What to do:
a - In the passage on Achilles tendon rupture, what activity is given as an example of what a weekend warrior might do?
b - Repeat the passage on Achilles tendon rupture word for word, from "We don’t know" up to and including "made it weak.".
c - Write what comes next in the passage on Achilles tendon rupture, starting after its final sentence.

Extracted text:
Achilles tendon rupture
You may only hear about an acute rupture of the Achilles tendon when it happens to an elite athlete, but it’s actually a fairly common injury. It usually happens while playing sports or doing something that requires a quick, powerful motion.
A typical patient I see with a ruptured Achilles tendon might be a weekend warrior, somebody who sits at a desk all week but does fairly high-level activities at night or on the weekend—pickup basketball, for example—without much time to train or prepare their body.
What leads to a ruptured Achilles tendon?
We don’t know for sure why it happens to certain people. It could be that there’s some kind of breakdown of the tendon that has occurred over time, like tendinosis, that has made it weak.
And here’s an interesting thing to know about these injuries: I’ve seen hundreds and hundreds of Achilles tendons in clinic, and I’ve found that people who have chronic Achilles tendon issues—for months or even years—rarely end up rupturing the tendon. And on the flip side, people who have a rupture almost never report having had any issues with their Achilles tendon prior to the injury.

Record extracts:
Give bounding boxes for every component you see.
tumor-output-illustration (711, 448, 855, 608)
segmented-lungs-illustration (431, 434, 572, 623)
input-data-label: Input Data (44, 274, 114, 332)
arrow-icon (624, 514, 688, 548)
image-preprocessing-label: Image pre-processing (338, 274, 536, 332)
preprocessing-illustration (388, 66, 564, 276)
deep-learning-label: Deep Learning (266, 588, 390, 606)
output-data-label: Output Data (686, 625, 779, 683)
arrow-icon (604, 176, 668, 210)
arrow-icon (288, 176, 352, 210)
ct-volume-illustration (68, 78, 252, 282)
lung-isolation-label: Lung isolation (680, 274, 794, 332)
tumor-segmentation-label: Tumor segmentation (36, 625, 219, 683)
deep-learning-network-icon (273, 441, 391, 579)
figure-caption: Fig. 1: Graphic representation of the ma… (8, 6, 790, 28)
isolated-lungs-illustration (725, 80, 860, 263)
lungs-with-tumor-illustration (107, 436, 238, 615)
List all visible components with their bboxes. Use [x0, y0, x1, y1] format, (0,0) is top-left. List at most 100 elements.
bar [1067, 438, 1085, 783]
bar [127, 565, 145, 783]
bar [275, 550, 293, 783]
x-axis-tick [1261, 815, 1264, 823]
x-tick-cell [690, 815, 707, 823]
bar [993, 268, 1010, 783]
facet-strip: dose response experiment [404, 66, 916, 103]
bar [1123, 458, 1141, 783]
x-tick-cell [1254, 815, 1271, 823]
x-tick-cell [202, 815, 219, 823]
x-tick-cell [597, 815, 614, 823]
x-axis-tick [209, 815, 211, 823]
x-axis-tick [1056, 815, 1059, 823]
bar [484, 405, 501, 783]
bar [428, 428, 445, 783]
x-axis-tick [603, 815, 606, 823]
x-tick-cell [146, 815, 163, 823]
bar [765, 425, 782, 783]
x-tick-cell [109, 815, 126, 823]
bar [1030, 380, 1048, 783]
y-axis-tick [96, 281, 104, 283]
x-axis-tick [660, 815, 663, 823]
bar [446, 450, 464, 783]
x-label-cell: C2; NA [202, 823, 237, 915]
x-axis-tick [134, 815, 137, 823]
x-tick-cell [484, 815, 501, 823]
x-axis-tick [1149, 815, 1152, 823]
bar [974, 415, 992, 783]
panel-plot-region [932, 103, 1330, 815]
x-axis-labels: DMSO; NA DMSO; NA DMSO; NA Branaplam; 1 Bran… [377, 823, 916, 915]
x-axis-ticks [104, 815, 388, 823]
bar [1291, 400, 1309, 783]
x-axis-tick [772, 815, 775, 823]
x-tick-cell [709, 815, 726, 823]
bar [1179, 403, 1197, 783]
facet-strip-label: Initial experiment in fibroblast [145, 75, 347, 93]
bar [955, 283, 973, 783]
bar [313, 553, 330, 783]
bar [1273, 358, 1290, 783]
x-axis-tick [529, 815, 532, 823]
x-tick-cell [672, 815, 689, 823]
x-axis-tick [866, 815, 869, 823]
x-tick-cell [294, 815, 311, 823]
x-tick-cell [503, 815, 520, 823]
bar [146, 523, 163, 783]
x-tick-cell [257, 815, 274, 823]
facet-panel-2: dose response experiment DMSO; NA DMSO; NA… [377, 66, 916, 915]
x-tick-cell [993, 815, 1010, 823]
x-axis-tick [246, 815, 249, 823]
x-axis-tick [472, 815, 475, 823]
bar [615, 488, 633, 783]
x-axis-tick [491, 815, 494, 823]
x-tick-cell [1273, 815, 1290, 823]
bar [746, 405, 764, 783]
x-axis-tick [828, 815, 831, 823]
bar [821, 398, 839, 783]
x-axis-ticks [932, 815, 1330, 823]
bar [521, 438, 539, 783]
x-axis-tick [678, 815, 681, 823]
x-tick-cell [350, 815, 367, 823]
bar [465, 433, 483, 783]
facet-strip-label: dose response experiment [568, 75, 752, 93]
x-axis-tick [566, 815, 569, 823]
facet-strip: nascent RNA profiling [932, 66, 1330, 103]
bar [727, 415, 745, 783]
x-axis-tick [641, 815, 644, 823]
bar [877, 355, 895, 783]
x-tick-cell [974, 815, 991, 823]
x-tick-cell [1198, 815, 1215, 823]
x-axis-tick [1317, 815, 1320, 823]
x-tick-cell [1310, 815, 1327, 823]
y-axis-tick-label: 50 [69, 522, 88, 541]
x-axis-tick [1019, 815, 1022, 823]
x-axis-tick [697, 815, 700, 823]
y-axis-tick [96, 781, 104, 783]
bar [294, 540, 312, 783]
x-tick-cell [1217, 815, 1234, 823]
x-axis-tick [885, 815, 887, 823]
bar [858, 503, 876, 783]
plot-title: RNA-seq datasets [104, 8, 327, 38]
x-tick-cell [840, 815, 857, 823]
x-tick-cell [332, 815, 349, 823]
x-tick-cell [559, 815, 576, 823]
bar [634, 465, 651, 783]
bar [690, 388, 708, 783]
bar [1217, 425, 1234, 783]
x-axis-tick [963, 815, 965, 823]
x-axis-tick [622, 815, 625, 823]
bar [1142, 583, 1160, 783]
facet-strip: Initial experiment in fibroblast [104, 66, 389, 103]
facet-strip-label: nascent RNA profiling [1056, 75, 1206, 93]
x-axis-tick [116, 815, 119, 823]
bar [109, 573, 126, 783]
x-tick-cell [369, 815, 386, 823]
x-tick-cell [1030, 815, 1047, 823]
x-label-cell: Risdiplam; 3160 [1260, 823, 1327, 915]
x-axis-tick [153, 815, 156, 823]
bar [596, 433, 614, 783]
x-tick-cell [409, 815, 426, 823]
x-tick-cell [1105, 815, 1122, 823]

Exercise results:
a - Pickup basketball.

b -
We don’t know for sure why it happens to certain people. It could be that there’s some kind of breakdown of the tendon that has occurred over time, like tendinosis, that has made it weak.

c -
What treatment options are available?
There’s been a big shift in recent years in what we recommend for treatment. The average person can return to normal function without surgery.
Historically, many patients had surgery. That worked well to repair the tendon, but the patients had a fairly high complication rate. There were issues with the wound healing and with infections.
And people who didn’t have surgery tended to have a higher chance of rupturing the tendon again. They didn’t seem to heal quite as well, and they didn’t come back as strong as those who had surgery.
Over the last 10 years, we’ve changed our approach. We’ve gotten a lot more aggressive. Instead of putting patients in a cast, we get them moving relatively quickly. Several studies have found that if you treat an Achilles tendon tear without surgery and get the patient rehabbing sooner, the functional outcome is about the same as those who had surgery.
Obviously, the decision about whether to have surgery depends on a lot of factors that vary from case to case.
For an elite athlete considering a professional career, where every last bit of speed and power really matters, they’ll probably opt for surgery. But most recreational athletes—even the most active, competitive folks—will do just as well if they choose a nonsurgical treatment.